• _WORKING DATA_
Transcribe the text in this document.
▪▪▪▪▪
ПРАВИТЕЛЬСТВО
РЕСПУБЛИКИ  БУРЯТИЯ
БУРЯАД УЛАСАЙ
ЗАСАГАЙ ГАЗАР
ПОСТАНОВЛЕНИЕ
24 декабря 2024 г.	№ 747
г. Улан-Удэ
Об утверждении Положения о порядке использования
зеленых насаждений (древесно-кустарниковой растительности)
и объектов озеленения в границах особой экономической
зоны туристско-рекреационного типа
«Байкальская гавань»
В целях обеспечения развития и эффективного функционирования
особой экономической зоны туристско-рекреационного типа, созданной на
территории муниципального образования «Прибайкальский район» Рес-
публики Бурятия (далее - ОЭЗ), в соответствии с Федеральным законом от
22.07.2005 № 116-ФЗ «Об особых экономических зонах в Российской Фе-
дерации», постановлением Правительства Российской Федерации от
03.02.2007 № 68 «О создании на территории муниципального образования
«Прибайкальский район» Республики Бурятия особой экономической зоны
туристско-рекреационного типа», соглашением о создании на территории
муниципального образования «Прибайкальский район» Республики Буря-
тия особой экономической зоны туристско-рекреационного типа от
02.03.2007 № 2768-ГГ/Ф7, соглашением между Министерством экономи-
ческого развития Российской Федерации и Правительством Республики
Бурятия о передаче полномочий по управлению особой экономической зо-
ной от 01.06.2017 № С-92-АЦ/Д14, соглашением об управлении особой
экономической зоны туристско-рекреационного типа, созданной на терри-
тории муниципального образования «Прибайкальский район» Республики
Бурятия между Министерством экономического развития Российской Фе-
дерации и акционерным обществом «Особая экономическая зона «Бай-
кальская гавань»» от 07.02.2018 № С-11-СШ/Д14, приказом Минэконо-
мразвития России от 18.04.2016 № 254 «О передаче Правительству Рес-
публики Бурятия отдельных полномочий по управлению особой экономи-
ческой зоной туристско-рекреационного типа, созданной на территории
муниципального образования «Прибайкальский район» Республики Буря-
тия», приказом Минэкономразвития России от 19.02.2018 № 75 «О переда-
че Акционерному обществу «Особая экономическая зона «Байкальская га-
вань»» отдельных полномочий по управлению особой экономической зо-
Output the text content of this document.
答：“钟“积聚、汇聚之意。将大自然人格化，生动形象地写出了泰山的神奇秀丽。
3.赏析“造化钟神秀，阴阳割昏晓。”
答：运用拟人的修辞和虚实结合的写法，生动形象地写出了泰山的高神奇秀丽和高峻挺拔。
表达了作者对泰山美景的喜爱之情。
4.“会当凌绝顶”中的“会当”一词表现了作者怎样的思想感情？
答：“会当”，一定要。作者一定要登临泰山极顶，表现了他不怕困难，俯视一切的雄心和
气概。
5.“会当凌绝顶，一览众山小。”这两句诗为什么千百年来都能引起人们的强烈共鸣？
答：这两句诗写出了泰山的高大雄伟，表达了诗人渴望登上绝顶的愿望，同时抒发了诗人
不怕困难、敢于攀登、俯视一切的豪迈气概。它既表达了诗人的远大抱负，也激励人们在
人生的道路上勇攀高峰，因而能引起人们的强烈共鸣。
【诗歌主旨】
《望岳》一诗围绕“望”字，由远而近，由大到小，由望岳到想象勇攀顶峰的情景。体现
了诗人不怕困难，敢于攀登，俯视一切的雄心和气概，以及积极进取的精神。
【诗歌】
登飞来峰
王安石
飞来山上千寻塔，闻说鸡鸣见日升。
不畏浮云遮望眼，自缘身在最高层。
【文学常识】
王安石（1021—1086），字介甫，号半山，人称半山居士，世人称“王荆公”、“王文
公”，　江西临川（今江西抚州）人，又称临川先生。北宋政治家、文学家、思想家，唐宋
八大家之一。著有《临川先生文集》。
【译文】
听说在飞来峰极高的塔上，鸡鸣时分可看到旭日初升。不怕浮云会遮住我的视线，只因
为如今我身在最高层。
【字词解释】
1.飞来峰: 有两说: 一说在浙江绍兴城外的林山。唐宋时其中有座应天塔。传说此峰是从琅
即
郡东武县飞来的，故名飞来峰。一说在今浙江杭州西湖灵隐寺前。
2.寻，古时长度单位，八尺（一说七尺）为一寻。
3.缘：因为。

• _WORK INSTRUCTIONS_
Output the full listing without altering anything.

• _WRITTEN ANSWER_
Transcribe the text in this document.
▪▪▪▪▪
ПРАВИТЕЛЬСТВО
РЕСПУБЛИКИ  БУРЯТИЯ
БУРЯАД УЛАСАЙ
ЗАСАГАЙ ГАЗАР
ПОСТАНОВЛЕНИЕ
24 декабря 2024 г.	№ 747
г. Улан-Удэ
Об утверждении Положения о порядке использования
зеленых насаждений (древесно-кустарниковой растительности)
и объектов озеленения в границах особой экономической
зоны туристско-рекреационного типа
«Байкальская гавань»
В целях обеспечения развития и эффективного функционирования
особой экономической зоны туристско-рекреационного типа, созданной на
территории муниципального образования «Прибайкальский район» Рес-
публики Бурятия (далее - ОЭЗ), в соответствии с Федеральным законом от
22.07.2005 № 116-ФЗ «Об особых экономических зонах в Российской Фе-
дерации», постановлением Правительства Российской Федерации от
03.02.2007 № 68 «О создании на территории муниципального образования
«Прибайкальский район» Республики Бурятия особой экономической зоны
туристско-рекреационного типа», соглашением о создании на территории
муниципального образования «Прибайкальский район» Республики Буря-
тия особой экономической зоны туристско-рекреационного типа от
02.03.2007 № 2768-ГГ/Ф7, соглашением между Министерством экономи-
ческого развития Российской Федерации и Правительством Республики
Бурятия о передаче полномочий по управлению особой экономической зо-
ной от 01.06.2017 № С-92-АЦ/Д14, соглашением об управлении особой
экономической зоны туристско-рекреационного типа, созданной на терри-
тории муниципального образования «Прибайкальский район» Республики
Бурятия между Министерством экономического развития Российской Фе-
дерации и акционерным обществом «Особая экономическая зона «Бай-
кальская гавань»» от 07.02.2018 № С-11-СШ/Д14, приказом Минэконо-
мразвития России от 18.04.2016 № 254 «О передаче Правительству Рес-
публики Бурятия отдельных полномочий по управлению особой экономи-
ческой зоной туристско-рекреационного типа, созданной на территории
муниципального образования «Прибайкальский район» Республики Буря-
тия», приказом Минэкономразвития России от 19.02.2018 № 75 «О переда-
че Акционерному обществу «Особая экономическая зона «Байкальская га-
вань»» отдельных полномочий по управлению особой экономической зо-
Output the text content of this document.
答：“钟“积聚、汇聚之意。将大自然人格化，生动形象地写出了泰山的神奇秀丽。
3.赏析“造化钟神秀，阴阳割昏晓。”
答：运用拟人的修辞和虚实结合的写法，生动形象地写出了泰山的高神奇秀丽和高峻挺拔。
表达了作者对泰山美景的喜爱之情。
4.“会当凌绝顶”中的“会当”一词表现了作者怎样的思想感情？
答：“会当”，一定要。作者一定要登临泰山极顶，表现了他不怕困难，俯视一切的雄心和
气概。
5.“会当凌绝顶，一览众山小。”这两句诗为什么千百年来都能引起人们的强烈共鸣？
答：这两句诗写出了泰山的高大雄伟，表达了诗人渴望登上绝顶的愿望，同时抒发了诗人
不怕困难、敢于攀登、俯视一切的豪迈气概。它既表达了诗人的远大抱负，也激励人们在
人生的道路上勇攀高峰，因而能引起人们的强烈共鸣。
【诗歌主旨】
《望岳》一诗围绕“望”字，由远而近，由大到小，由望岳到想象勇攀顶峰的情景。体现
了诗人不怕困难，敢于攀登，俯视一切的雄心和气概，以及积极进取的精神。
【诗歌】
登飞来峰
王安石
飞来山上千寻塔，闻说鸡鸣见日升。
不畏浮云遮望眼，自缘身在最高层。
【文学常识】
王安石（1021—1086），字介甫，号半山，人称半山居士，世人称“王荆公”、“王文
公”，　江西临川（今江西抚州）人，又称临川先生。北宋政治家、文学家、思想家，唐宋
八大家之一。著有《临川先生文集》。
【译文】
听说在飞来峰极高的塔上，鸡鸣时分可看到旭日初升。不怕浮云会遮住我的视线，只因
为如今我身在最高层。
【字词解释】
1.飞来峰: 有两说: 一说在浙江绍兴城外的林山。唐宋时其中有座应天塔。传说此峰是从琅
即
郡东武县飞来的，故名飞来峰。一说在今浙江杭州西湖灵隐寺前。
2.寻，古时长度单位，八尺（一说七尺）为一寻。
3.缘：因为。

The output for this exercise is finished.